List every line below containing "with".

** start of DATASET **

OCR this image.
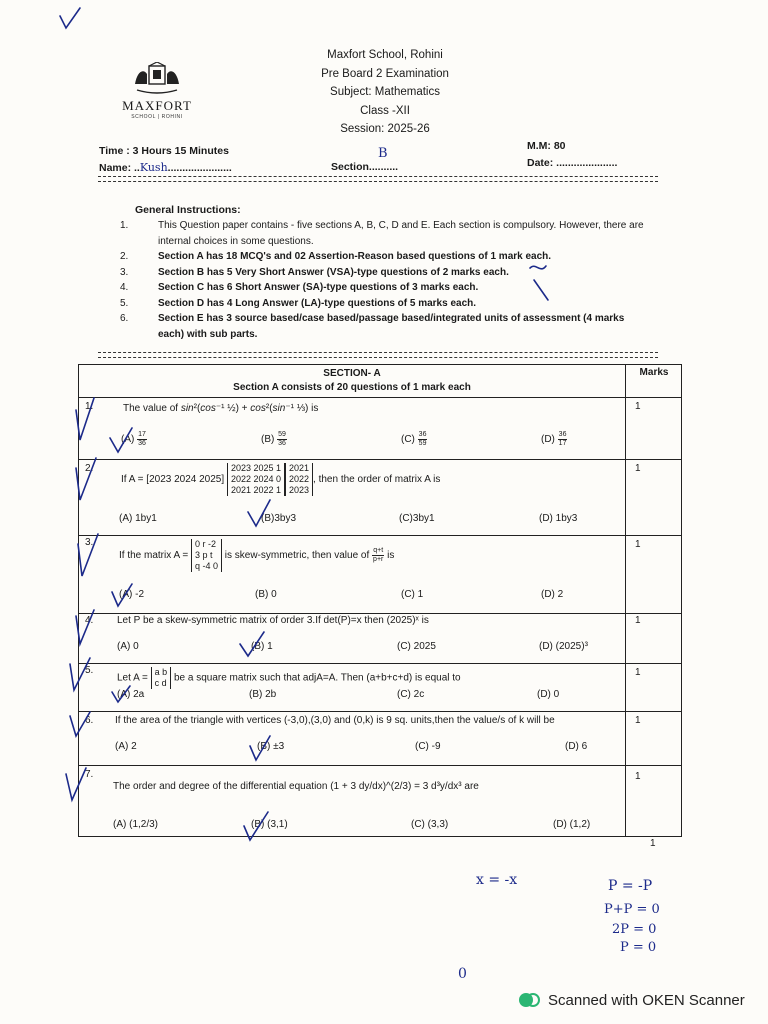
MAXFORT
SCHOOL | ROHINI
Maxfort School, Rohini
Pre Board 2 Examination
Subject: Mathematics
Class -XII
Session: 2025-26
Time : 3 Hours 15 Minutes	M.M: 80
Name: ..Kush......................
B
Section..........	Date: .....................
General Instructions:
1.	This Question paper contains - five sections A, B, C, D and E. Each section is compulsory. However, there are internal choices in some questions.
2.	Section A has 18 MCQ's and 02 Assertion-Reason based questions of 1 mark each.
3.	Section B has 5 Very Short Answer (VSA)-type questions of 2 marks each.
4.	Section C has 6 Short Answer (SA)-type questions of 3 marks each.
5.	Section D has 4 Long Answer (LA)-type questions of 5 marks each.
6.	Section E has 3 source based/case based/passage based/integrated units of assessment (4 marks each) with sub parts.
Marks
SECTION- A
Section A consists of 20 questions of 1 mark each
1.	The value of sin²(cos⁻¹ ½) + cos²(sin⁻¹ ⅓) is	1
$(A) \frac{17}{36}$	$(B) \frac{59}{36}$	$(C) \frac{36}{59}$	$(D) \frac{36}{17}$
2.
If A = [2023 2024 2025]
2023 2025 1
2022 2024 0
2021 2022 1
2021
2022
2023
, then the order of matrix A is
1
(A) 1by1	(B)3by3	(C)3by1	(D) 1by3
3.
If the matrix A =
0 r -2
3 p t
q -4 0
is skew-symmetric, then value of $\frac{q+t}{p+r}$ is
1
(A) -2	(B) 0	(C) 1	(D) 2
4. Let P be a skew-symmetric matrix of order 3.If det(P)=x then (2025)ˣ is	1
(A) 0	(B) 1	(C) 2025	(D) (2025)³
5.
Let A =
a b
c d be a square matrix such that adjA=A. Then (a+b+c+d) is equal to
1
(A) 2a	(B) 2b	(C) 2c	(D) 0
6. If the area of the triangle with vertices (-3,0),(3,0) and (0,k) is 9 sq. units,then the value/s of k will be	1
(A) 2	(B) ±3	(C) -9	(D) 6
7.
The order and degree of the differential equation (1 + 3 dy/dx)^(2/3) = 3 d³y/dx³ are
1
(A) (1,2/3)	(B) (3,1)	(C) (3,3)	(D) (1,2)
1
x = -x	P = -P
P+P = 0
2P = 0
P = 0
0
Scanned with OKEN Scanner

** end of DATASET **

## OUTPUT FOR THIS TASK
6.	Section E has 3 source based/case based/passage based/integrated units of assessment (4 marks each) with sub parts.
6. If the area of the triangle with vertices (-3,0),(3,0) and (0,k) is 9 sq. units,then the value/s of k will be	1
Scanned with OKEN Scanner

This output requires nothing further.